EXERCISE TASK:
Using the entries that follow, count the lines containing the word "JSON" and give that number by itself.
● ● ● ● ● ● ●
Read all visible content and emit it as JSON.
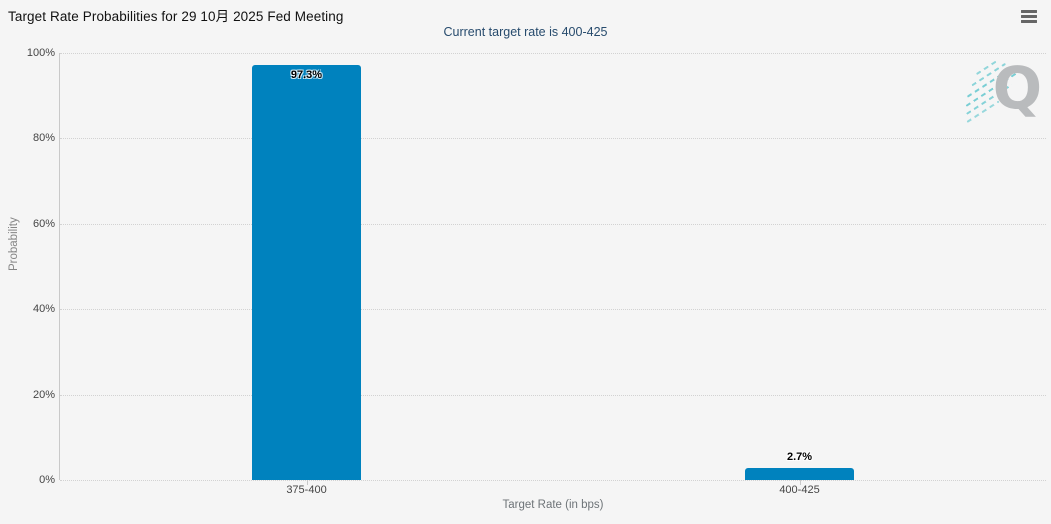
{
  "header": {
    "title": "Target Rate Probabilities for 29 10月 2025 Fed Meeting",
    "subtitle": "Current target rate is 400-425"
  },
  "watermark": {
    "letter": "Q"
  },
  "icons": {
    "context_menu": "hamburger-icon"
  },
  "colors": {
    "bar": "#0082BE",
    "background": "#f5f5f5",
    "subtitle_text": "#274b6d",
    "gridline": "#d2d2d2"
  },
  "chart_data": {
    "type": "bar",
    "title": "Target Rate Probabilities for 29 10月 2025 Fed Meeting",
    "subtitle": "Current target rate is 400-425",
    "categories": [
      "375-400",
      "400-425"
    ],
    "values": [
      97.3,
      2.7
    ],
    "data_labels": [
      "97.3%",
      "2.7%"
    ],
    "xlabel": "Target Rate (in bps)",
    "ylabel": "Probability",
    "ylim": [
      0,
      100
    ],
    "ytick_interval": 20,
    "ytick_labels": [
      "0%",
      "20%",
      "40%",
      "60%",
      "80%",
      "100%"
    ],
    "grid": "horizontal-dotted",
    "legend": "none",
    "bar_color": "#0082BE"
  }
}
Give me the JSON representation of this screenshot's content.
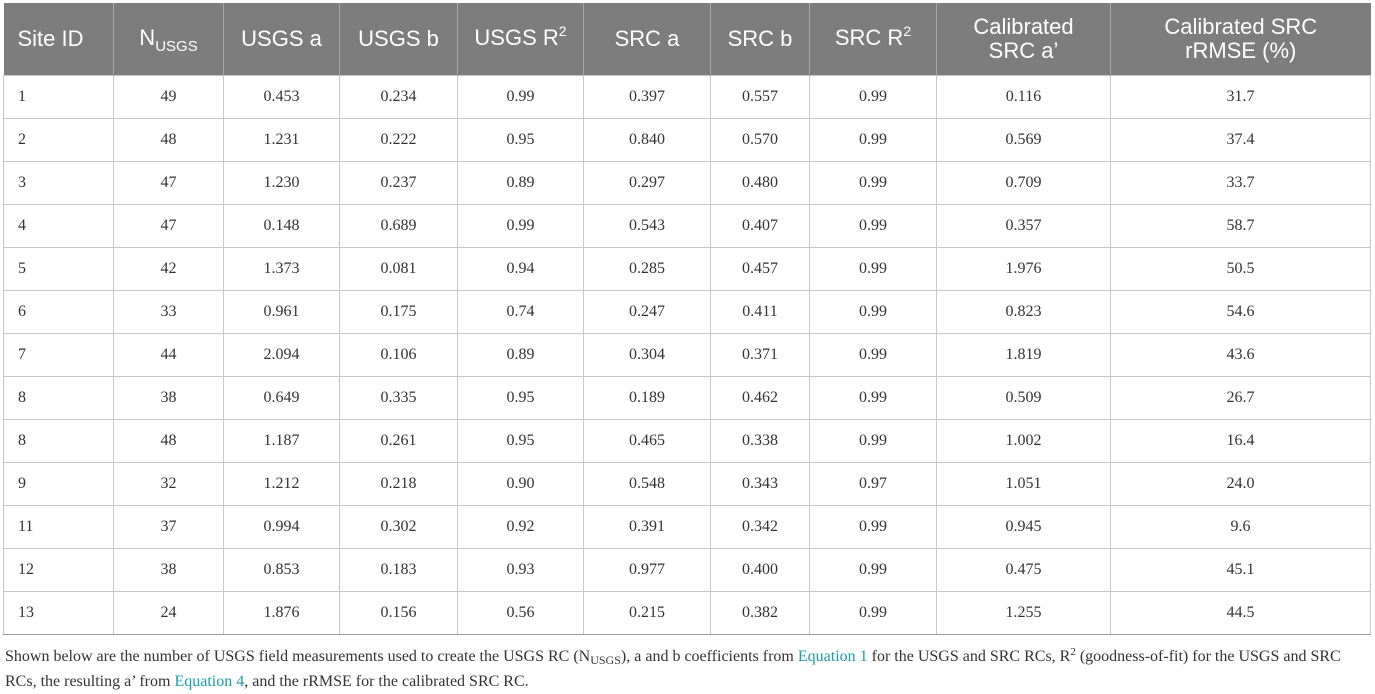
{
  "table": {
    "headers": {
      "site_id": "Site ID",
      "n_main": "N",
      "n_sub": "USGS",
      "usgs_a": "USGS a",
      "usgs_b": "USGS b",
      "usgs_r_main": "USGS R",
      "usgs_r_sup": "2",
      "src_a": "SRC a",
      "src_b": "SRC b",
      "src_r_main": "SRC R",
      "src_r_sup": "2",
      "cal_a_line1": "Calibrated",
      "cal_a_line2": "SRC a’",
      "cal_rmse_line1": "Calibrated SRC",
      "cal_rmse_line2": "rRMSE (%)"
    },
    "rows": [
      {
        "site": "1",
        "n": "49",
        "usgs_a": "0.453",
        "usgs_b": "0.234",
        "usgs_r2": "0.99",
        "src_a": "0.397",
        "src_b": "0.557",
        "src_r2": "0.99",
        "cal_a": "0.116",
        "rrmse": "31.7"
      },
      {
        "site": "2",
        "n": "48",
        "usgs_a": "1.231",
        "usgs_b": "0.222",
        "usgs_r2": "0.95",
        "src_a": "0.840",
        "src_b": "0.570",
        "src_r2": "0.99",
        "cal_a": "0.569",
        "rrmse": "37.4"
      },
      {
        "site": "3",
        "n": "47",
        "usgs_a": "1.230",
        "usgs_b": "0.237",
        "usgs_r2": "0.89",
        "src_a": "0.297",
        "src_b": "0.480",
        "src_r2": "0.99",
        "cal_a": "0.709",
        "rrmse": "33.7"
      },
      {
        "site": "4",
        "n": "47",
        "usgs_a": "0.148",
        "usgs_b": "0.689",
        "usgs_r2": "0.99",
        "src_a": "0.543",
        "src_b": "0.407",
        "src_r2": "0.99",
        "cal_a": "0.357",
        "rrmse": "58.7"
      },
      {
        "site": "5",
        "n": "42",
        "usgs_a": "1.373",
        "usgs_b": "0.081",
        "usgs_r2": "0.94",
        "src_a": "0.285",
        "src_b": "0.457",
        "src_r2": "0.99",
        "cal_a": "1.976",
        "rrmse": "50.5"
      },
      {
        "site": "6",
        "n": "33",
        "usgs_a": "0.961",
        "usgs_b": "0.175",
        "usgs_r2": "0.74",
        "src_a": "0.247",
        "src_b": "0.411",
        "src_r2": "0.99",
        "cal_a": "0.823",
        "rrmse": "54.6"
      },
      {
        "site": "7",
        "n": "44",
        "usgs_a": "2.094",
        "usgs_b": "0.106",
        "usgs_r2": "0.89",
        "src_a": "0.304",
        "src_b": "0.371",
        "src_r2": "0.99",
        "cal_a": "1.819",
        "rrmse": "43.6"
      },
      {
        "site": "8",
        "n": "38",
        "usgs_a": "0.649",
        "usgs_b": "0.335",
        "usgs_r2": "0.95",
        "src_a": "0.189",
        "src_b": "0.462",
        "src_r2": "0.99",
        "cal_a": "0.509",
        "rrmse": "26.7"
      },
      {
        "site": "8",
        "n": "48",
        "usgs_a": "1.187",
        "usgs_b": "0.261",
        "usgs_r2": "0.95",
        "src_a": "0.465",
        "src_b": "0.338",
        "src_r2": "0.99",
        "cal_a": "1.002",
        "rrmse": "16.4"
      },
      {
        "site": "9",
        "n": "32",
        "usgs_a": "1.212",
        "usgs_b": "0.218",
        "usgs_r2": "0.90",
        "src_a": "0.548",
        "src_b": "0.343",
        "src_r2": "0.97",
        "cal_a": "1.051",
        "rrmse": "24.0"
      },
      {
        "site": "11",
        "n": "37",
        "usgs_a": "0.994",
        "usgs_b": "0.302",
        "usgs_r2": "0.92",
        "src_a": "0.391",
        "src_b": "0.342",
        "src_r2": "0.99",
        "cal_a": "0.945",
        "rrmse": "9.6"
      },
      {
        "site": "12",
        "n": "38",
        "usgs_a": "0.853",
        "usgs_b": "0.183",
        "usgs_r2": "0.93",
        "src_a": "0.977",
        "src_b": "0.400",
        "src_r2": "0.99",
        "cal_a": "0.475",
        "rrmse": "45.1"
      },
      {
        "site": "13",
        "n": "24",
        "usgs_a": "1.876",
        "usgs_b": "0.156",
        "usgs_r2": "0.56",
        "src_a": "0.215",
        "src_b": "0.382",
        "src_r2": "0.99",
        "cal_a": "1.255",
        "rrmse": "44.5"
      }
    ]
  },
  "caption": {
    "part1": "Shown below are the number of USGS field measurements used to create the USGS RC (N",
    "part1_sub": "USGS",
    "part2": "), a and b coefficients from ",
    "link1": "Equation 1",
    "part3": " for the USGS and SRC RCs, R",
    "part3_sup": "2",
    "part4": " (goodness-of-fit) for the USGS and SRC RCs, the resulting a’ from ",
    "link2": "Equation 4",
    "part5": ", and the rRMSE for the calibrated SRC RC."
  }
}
● ● ● ● ● ● ●
TASK SOLUTION:
2